Exercise prompt.
Retype every entry exactly, character for character.
..........
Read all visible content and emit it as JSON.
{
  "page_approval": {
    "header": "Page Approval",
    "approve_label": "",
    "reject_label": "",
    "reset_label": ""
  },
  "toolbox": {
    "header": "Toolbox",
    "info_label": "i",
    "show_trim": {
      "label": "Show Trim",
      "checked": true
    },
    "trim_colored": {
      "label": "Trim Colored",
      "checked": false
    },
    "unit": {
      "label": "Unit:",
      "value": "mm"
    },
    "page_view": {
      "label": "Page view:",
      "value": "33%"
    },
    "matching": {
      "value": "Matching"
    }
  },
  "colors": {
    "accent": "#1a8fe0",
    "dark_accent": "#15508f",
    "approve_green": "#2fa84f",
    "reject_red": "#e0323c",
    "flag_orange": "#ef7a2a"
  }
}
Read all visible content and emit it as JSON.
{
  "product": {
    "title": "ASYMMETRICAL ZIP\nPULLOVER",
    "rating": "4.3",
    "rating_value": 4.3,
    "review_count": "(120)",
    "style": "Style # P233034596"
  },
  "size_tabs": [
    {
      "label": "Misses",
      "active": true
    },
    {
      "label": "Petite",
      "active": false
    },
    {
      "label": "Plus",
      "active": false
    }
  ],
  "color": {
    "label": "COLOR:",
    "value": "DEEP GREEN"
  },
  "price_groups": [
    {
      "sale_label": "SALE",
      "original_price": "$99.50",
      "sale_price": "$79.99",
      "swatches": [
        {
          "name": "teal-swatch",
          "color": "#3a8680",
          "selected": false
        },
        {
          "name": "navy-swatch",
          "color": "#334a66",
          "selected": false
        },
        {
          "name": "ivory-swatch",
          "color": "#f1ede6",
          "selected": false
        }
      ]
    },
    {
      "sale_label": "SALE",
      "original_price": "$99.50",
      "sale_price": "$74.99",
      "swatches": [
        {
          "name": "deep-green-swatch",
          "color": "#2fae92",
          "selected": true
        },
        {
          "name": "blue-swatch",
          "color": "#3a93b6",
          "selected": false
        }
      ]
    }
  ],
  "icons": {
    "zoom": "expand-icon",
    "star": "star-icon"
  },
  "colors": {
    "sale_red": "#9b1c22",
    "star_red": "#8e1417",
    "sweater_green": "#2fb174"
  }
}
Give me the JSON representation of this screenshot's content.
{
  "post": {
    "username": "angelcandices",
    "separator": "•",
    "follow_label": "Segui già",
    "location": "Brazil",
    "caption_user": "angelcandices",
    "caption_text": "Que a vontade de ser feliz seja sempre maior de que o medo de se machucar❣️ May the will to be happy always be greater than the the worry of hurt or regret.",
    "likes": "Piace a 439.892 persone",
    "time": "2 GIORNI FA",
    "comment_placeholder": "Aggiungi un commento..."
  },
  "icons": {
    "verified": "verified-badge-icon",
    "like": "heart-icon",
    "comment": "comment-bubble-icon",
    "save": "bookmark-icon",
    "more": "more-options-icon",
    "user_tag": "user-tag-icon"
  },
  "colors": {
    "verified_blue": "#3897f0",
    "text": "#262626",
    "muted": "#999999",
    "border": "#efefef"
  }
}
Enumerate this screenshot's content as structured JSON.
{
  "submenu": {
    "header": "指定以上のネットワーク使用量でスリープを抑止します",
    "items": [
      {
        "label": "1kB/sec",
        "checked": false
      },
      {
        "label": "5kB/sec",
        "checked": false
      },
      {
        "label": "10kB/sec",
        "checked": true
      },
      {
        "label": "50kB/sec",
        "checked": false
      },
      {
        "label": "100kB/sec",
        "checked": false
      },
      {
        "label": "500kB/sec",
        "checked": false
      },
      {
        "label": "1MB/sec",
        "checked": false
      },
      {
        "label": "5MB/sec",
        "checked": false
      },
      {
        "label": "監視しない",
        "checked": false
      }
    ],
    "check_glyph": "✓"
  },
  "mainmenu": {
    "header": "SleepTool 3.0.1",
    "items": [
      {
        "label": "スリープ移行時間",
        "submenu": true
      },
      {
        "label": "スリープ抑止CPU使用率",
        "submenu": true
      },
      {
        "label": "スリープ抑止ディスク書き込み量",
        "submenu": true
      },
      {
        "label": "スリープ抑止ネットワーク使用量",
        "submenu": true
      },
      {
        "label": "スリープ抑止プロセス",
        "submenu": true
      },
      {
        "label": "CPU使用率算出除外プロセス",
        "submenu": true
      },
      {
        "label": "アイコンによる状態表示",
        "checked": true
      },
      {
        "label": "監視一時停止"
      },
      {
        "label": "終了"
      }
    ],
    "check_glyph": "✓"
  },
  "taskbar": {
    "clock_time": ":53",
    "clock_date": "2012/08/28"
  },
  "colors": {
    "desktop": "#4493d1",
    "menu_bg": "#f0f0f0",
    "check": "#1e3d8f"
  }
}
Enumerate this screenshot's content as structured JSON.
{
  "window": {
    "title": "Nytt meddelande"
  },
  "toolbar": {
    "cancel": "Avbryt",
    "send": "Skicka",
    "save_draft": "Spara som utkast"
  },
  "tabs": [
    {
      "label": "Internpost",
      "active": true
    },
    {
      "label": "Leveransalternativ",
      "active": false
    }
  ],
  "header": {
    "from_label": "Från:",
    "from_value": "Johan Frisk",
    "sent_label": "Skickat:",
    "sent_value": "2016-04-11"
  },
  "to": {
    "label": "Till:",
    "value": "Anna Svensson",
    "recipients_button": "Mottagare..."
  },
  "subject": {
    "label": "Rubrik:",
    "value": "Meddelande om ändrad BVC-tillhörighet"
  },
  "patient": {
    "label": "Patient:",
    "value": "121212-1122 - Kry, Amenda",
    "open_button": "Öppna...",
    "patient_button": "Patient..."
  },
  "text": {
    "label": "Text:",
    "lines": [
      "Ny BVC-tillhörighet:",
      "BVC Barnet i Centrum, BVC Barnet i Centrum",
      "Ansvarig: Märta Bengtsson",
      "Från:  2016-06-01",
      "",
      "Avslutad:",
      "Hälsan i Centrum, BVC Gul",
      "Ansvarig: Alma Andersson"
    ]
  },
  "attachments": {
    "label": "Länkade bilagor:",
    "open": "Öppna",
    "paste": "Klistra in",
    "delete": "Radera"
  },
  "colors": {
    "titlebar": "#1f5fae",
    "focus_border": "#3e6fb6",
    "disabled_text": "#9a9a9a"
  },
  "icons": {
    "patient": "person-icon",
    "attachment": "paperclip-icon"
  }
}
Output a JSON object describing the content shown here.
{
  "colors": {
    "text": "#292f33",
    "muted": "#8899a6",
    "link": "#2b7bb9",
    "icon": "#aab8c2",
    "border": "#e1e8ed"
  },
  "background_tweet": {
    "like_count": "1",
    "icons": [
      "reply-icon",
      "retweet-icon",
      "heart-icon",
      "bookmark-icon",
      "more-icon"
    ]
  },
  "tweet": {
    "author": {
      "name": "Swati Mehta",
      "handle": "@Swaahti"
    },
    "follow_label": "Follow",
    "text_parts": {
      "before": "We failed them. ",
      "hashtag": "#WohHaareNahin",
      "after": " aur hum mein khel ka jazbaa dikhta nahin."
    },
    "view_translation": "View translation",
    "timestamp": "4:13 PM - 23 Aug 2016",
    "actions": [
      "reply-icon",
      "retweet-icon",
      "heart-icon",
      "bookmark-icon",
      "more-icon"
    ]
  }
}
..........
The solution.
Read all visible content and emit it as JSON.
{
  "page_approval": {
    "header": "Page Approval",
    "approve_label": "",
    "reject_label": "",
    "reset_label": ""
  },
  "toolbox": {
    "header": "Toolbox",
    "info_label": "i",
    "show_trim": {
      "label": "Show Trim",
      "checked": true
    },
    "trim_colored": {
      "label": "Trim Colored",
      "checked": false
    },
    "unit": {
      "label": "Unit:",
      "value": "mm"
    },
    "page_view": {
      "label": "Page view:",
      "value": "33%"
    },
    "matching": {
      "value": "Matching"
    }
  },
  "colors": {
    "accent": "#1a8fe0",
    "dark_accent": "#15508f",
    "approve_green": "#2fa84f",
    "reject_red": "#e0323c",
    "flag_orange": "#ef7a2a"
  }
}
Read all visible content and emit it as JSON.
{
  "product": {
    "title": "ASYMMETRICAL ZIP\nPULLOVER",
    "rating": "4.3",
    "rating_value": 4.3,
    "review_count": "(120)",
    "style": "Style # P233034596"
  },
  "size_tabs": [
    {
      "label": "Misses",
      "active": true
    },
    {
      "label": "Petite",
      "active": false
    },
    {
      "label": "Plus",
      "active": false
    }
  ],
  "color": {
    "label": "COLOR:",
    "value": "DEEP GREEN"
  },
  "price_groups": [
    {
      "sale_label": "SALE",
      "original_price": "$99.50",
      "sale_price": "$79.99",
      "swatches": [
        {
          "name": "teal-swatch",
          "color": "#3a8680",
          "selected": false
        },
        {
          "name": "navy-swatch",
          "color": "#334a66",
          "selected": false
        },
        {
          "name": "ivory-swatch",
          "color": "#f1ede6",
          "selected": false
        }
      ]
    },
    {
      "sale_label": "SALE",
      "original_price": "$99.50",
      "sale_price": "$74.99",
      "swatches": [
        {
          "name": "deep-green-swatch",
          "color": "#2fae92",
          "selected": true
        },
        {
          "name": "blue-swatch",
          "color": "#3a93b6",
          "selected": false
        }
      ]
    }
  ],
  "icons": {
    "zoom": "expand-icon",
    "star": "star-icon"
  },
  "colors": {
    "sale_red": "#9b1c22",
    "star_red": "#8e1417",
    "sweater_green": "#2fb174"
  }
}
Give me the JSON representation of this screenshot's content.
{
  "post": {
    "username": "angelcandices",
    "separator": "•",
    "follow_label": "Segui già",
    "location": "Brazil",
    "caption_user": "angelcandices",
    "caption_text": "Que a vontade de ser feliz seja sempre maior de que o medo de se machucar❣️ May the will to be happy always be greater than the the worry of hurt or regret.",
    "likes": "Piace a 439.892 persone",
    "time": "2 GIORNI FA",
    "comment_placeholder": "Aggiungi un commento..."
  },
  "icons": {
    "verified": "verified-badge-icon",
    "like": "heart-icon",
    "comment": "comment-bubble-icon",
    "save": "bookmark-icon",
    "more": "more-options-icon",
    "user_tag": "user-tag-icon"
  },
  "colors": {
    "verified_blue": "#3897f0",
    "text": "#262626",
    "muted": "#999999",
    "border": "#efefef"
  }
}
Enumerate this screenshot's content as structured JSON.
{
  "submenu": {
    "header": "指定以上のネットワーク使用量でスリープを抑止します",
    "items": [
      {
        "label": "1kB/sec",
        "checked": false
      },
      {
        "label": "5kB/sec",
        "checked": false
      },
      {
        "label": "10kB/sec",
        "checked": true
      },
      {
        "label": "50kB/sec",
        "checked": false
      },
      {
        "label": "100kB/sec",
        "checked": false
      },
      {
        "label": "500kB/sec",
        "checked": false
      },
      {
        "label": "1MB/sec",
        "checked": false
      },
      {
        "label": "5MB/sec",
        "checked": false
      },
      {
        "label": "監視しない",
        "checked": false
      }
    ],
    "check_glyph": "✓"
  },
  "mainmenu": {
    "header": "SleepTool 3.0.1",
    "items": [
      {
        "label": "スリープ移行時間",
        "submenu": true
      },
      {
        "label": "スリープ抑止CPU使用率",
        "submenu": true
      },
      {
        "label": "スリープ抑止ディスク書き込み量",
        "submenu": true
      },
      {
        "label": "スリープ抑止ネットワーク使用量",
        "submenu": true
      },
      {
        "label": "スリープ抑止プロセス",
        "submenu": true
      },
      {
        "label": "CPU使用率算出除外プロセス",
        "submenu": true
      },
      {
        "label": "アイコンによる状態表示",
        "checked": true
      },
      {
        "label": "監視一時停止"
      },
      {
        "label": "終了"
      }
    ],
    "check_glyph": "✓"
  },
  "taskbar": {
    "clock_time": ":53",
    "clock_date": "2012/08/28"
  },
  "colors": {
    "desktop": "#4493d1",
    "menu_bg": "#f0f0f0",
    "check": "#1e3d8f"
  }
}
Enumerate this screenshot's content as structured JSON.
{
  "window": {
    "title": "Nytt meddelande"
  },
  "toolbar": {
    "cancel": "Avbryt",
    "send": "Skicka",
    "save_draft": "Spara som utkast"
  },
  "tabs": [
    {
      "label": "Internpost",
      "active": true
    },
    {
      "label": "Leveransalternativ",
      "active": false
    }
  ],
  "header": {
    "from_label": "Från:",
    "from_value": "Johan Frisk",
    "sent_label": "Skickat:",
    "sent_value": "2016-04-11"
  },
  "to": {
    "label": "Till:",
    "value": "Anna Svensson",
    "recipients_button": "Mottagare..."
  },
  "subject": {
    "label": "Rubrik:",
    "value": "Meddelande om ändrad BVC-tillhörighet"
  },
  "patient": {
    "label": "Patient:",
    "value": "121212-1122 - Kry, Amenda",
    "open_button": "Öppna...",
    "patient_button": "Patient..."
  },
  "text": {
    "label": "Text:",
    "lines": [
      "Ny BVC-tillhörighet:",
      "BVC Barnet i Centrum, BVC Barnet i Centrum",
      "Ansvarig: Märta Bengtsson",
      "Från:  2016-06-01",
      "",
      "Avslutad:",
      "Hälsan i Centrum, BVC Gul",
      "Ansvarig: Alma Andersson"
    ]
  },
  "attachments": {
    "label": "Länkade bilagor:",
    "open": "Öppna",
    "paste": "Klistra in",
    "delete": "Radera"
  },
  "colors": {
    "titlebar": "#1f5fae",
    "focus_border": "#3e6fb6",
    "disabled_text": "#9a9a9a"
  },
  "icons": {
    "patient": "person-icon",
    "attachment": "paperclip-icon"
  }
}
Output a JSON object describing the content shown here.
{
  "colors": {
    "text": "#292f33",
    "muted": "#8899a6",
    "link": "#2b7bb9",
    "icon": "#aab8c2",
    "border": "#e1e8ed"
  },
  "background_tweet": {
    "like_count": "1",
    "icons": [
      "reply-icon",
      "retweet-icon",
      "heart-icon",
      "bookmark-icon",
      "more-icon"
    ]
  },
  "tweet": {
    "author": {
      "name": "Swati Mehta",
      "handle": "@Swaahti"
    },
    "follow_label": "Follow",
    "text_parts": {
      "before": "We failed them. ",
      "hashtag": "#WohHaareNahin",
      "after": " aur hum mein khel ka jazbaa dikhta nahin."
    },
    "view_translation": "View translation",
    "timestamp": "4:13 PM - 23 Aug 2016",
    "actions": [
      "reply-icon",
      "retweet-icon",
      "heart-icon",
      "bookmark-icon",
      "more-icon"
    ]
  }
}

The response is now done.